§ PASSAGE TO READ
MIScnn icon indicating copy to clipboard operation
MIScnn copied to clipboard

How to run with multi-GPU?

Open ssean819 opened this issue 5 years ago • 8 comments

Hi, I want to try to run multi-GPU. But when I set GPU number bigger than 1. It output

Warning: THIS FUNCTION IS DEPRECATED. It will be removed after 2020-04-01. Instructions for updating: Use tf.distribute.MirroredStrategy instead.

And training would stop in the epoch 1.

It seems we need to use MirroredStrategy for multi GPU now. https://www.tensorflow.org/api_docs/python/tf/distribute/MirroredStrategy

Will the next version update with MirroredStrategy? I am finding a way to modify code with the use of MirroredStrategy instead.

Best regard.

ssean819 avatar Sep 27 '20 17:09 ssean819

Hey @ssean819,

you are absolutely right. Thank you for spotting this deprecated functionality.

I will replace the Keras multi_gpu model with the Tensorflow MirroredStrategy and release it in the next update when its tested & ready.

Cheers, Dominik

Tasks

  • [x] Replaced Keras multi_gpu with Tensorflow MirroredStrategy
  • [x] Implemented unittesting for multi-GPU
  • [x] Tested new feature
  • [x] Changed parameter of Neural_Network class from to multi_gpu (boolean)
  • [x] Updated wiki and old example code
  • [x] Merged dev branch into Master
  • [x] Release new PyPI version

Related Commits: 1eb0a95d345a15f409e5ea764709893deb6a627c, a36716c8cc287b6e387101fbe7aed7e08c831216, f70d2b5c8368a0f52181495cea100243ea6a1cf2

Notes

You can now use MirroredStrategy in MIScnn if you run something like this:

# Multi GPU utilization
nn = Neural_Network(preprocessor=pp, multi_gpu=True)

§ WHAT IS NEEDED
In the MIScnn thread above, what happened to training when the GPU number was set higher than 1?

§ GIVEN ENTRIES
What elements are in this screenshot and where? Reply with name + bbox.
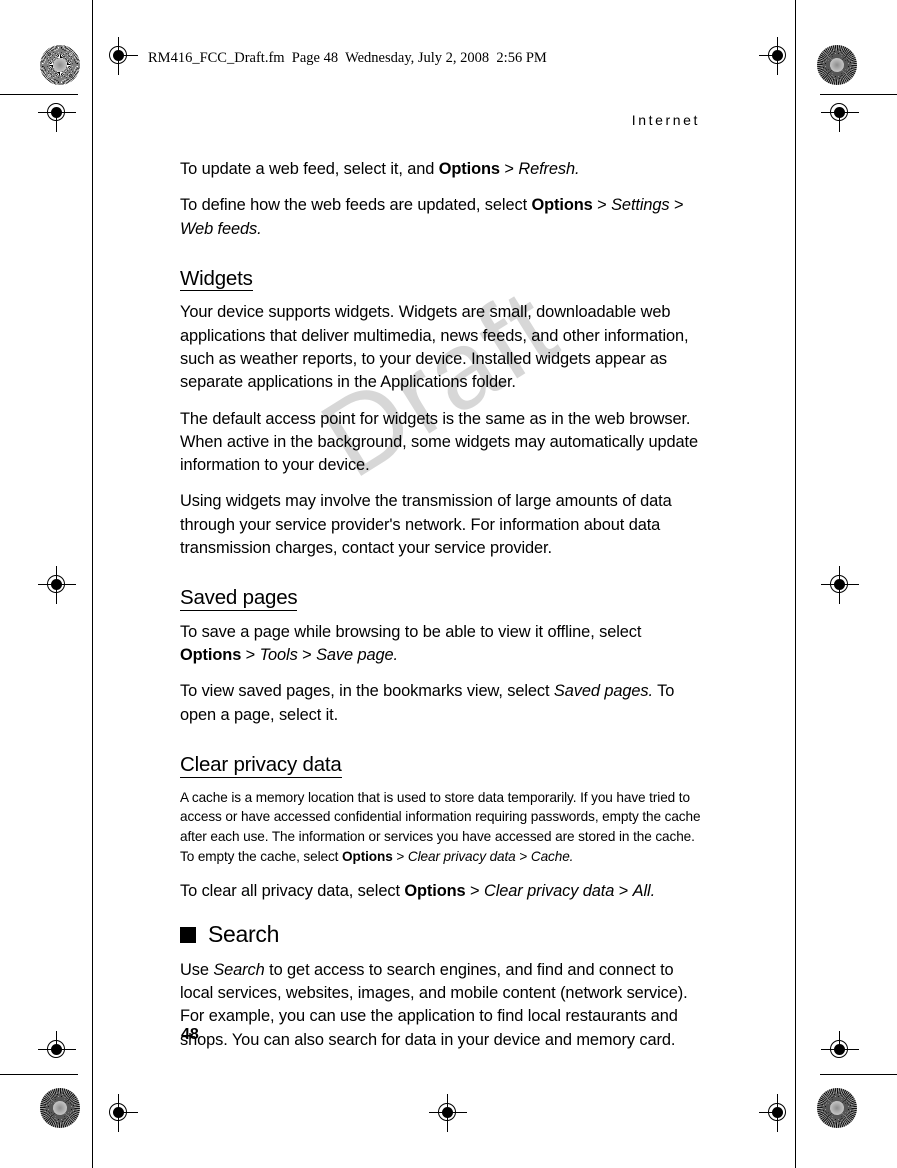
page-number-folio: 48	[181, 1026, 199, 1043]
rosette-mark-bottom-left	[40, 1088, 80, 1128]
paragraph-search-description: Use Search to get access to search engin…	[180, 959, 704, 1052]
menu-item-label: Clear privacy data	[483, 882, 615, 901]
registration-mark-bottom-center	[429, 1094, 467, 1132]
menu-label: Options	[531, 196, 593, 215]
menu-item-label: Settings	[611, 196, 670, 215]
paragraph-clear-all-privacy-data: To clear all privacy data, select Option…	[180, 880, 704, 903]
menu-label: Options	[438, 160, 500, 178]
registration-mark-bottom-right-corner	[821, 1031, 859, 1069]
square-bullet-icon	[180, 927, 196, 944]
paragraph-update-web-feed: To update a web feed, select it, and Opt…	[180, 158, 704, 181]
registration-mark-middle-left	[38, 566, 76, 604]
registration-mark-top-right-inner	[759, 37, 797, 75]
heading-wrapper-clear-privacy-data: Clear privacy data	[180, 740, 704, 788]
rosette-mark-top-right	[817, 45, 857, 85]
paragraph-view-saved-pages: To view saved pages, in the bookmarks vi…	[180, 680, 704, 727]
registration-mark-top-left-inner	[100, 37, 138, 75]
menu-item-label: Saved pages.	[553, 682, 653, 701]
heading-wrapper-widgets: Widgets	[180, 254, 704, 302]
crosshair-dot	[51, 107, 62, 118]
running-head-chapter: Internet	[631, 112, 700, 128]
paragraph-widgets-overview: Your device supports widgets. Widgets ar…	[180, 303, 689, 392]
crosshair-dot	[442, 1107, 453, 1118]
crosshair-dot	[113, 1107, 124, 1118]
paragraph-save-page: To save a page while browsing to be able…	[180, 621, 704, 668]
separator: >	[241, 646, 260, 665]
registration-mark-bottom-left-corner	[38, 1031, 76, 1069]
paragraph-cache-description: A cache is a memory location that is use…	[180, 788, 704, 867]
separator: >	[515, 848, 531, 864]
text-run: Use	[180, 960, 214, 979]
separator: >	[592, 196, 612, 215]
registration-mark-bottom-left-inner	[100, 1094, 138, 1132]
paragraph-widgets-access-point: The default access point for widgets is …	[180, 409, 698, 475]
registration-mark-bottom-right-inner	[759, 1094, 797, 1132]
rosette-hub	[53, 1101, 67, 1115]
application-name: Search	[213, 960, 265, 979]
paragraph-widgets-data-usage: Using widgets may involve the transmissi…	[180, 492, 672, 558]
registration-mark-top-right-corner	[821, 94, 859, 132]
section-heading-clear-privacy-data: Clear privacy data	[180, 753, 342, 778]
menu-label: Options	[180, 646, 242, 665]
separator: >	[392, 848, 408, 864]
trim-line-right-vertical	[795, 0, 796, 1168]
file-slug-line: RM416_FCC_Draft.fm Page 48 Wednesday, Ju…	[148, 50, 547, 66]
crosshair-dot	[51, 1044, 62, 1055]
crosshair-dot	[113, 50, 124, 61]
crosshair-dot	[772, 1107, 783, 1118]
rosette-hub	[830, 1101, 844, 1115]
trim-line-bottom-left-horizontal	[0, 1074, 78, 1075]
trim-line-left-vertical	[92, 0, 93, 1168]
separator: >	[465, 882, 484, 901]
rosette-hub	[830, 58, 844, 72]
crosshair-dot	[51, 579, 62, 590]
separator: >	[297, 646, 317, 665]
heading-wrapper-saved-pages: Saved pages	[180, 573, 704, 621]
menu-item-label: All.	[632, 882, 656, 901]
text-run: To save a page while browsing to be able…	[180, 622, 642, 641]
text-run: To clear all privacy data, select	[180, 882, 405, 901]
menu-item-label: Save page.	[316, 646, 399, 665]
section-heading-search-label: Search	[208, 920, 280, 947]
crosshair-dot	[834, 579, 845, 590]
separator: >	[669, 196, 684, 215]
text-run: To define how the web feeds are updated,…	[180, 196, 532, 215]
rosette-hub	[53, 58, 67, 72]
registration-mark-top-left-corner	[38, 94, 76, 132]
body-text-column: To update a web feed, select it, and Opt…	[180, 158, 704, 1065]
text-run: To view saved pages, in the bookmarks vi…	[180, 682, 554, 701]
separator: >	[614, 882, 633, 901]
separator: >	[499, 160, 519, 178]
section-heading-search: Search	[180, 921, 704, 948]
menu-item-label: Tools	[259, 646, 298, 665]
paragraph-define-feed-updates: To define how the web feeds are updated,…	[180, 194, 704, 241]
section-heading-widgets: Widgets	[180, 266, 253, 292]
crosshair-dot	[834, 1044, 845, 1055]
text-run: To update a web feed, select it, and	[180, 160, 439, 178]
crosshair-dot	[772, 50, 783, 61]
crosshair-dot	[834, 107, 845, 118]
section-heading-saved-pages: Saved pages	[180, 586, 298, 611]
registration-mark-middle-right	[821, 566, 859, 604]
rosette-mark-bottom-right	[817, 1088, 857, 1128]
menu-item-label: Refresh.	[518, 160, 580, 178]
menu-item-label: Cache.	[530, 848, 574, 864]
menu-item-label: Web feeds.	[180, 219, 262, 238]
menu-label: Options	[404, 882, 466, 901]
menu-item-label: Clear privacy data	[407, 848, 516, 864]
rosette-mark-top-left	[40, 45, 80, 85]
menu-label: Options	[342, 848, 393, 864]
trim-line-bottom-right-horizontal	[820, 1074, 897, 1075]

§ PROBLEM SOLUTION
Training stopped in epoch 1.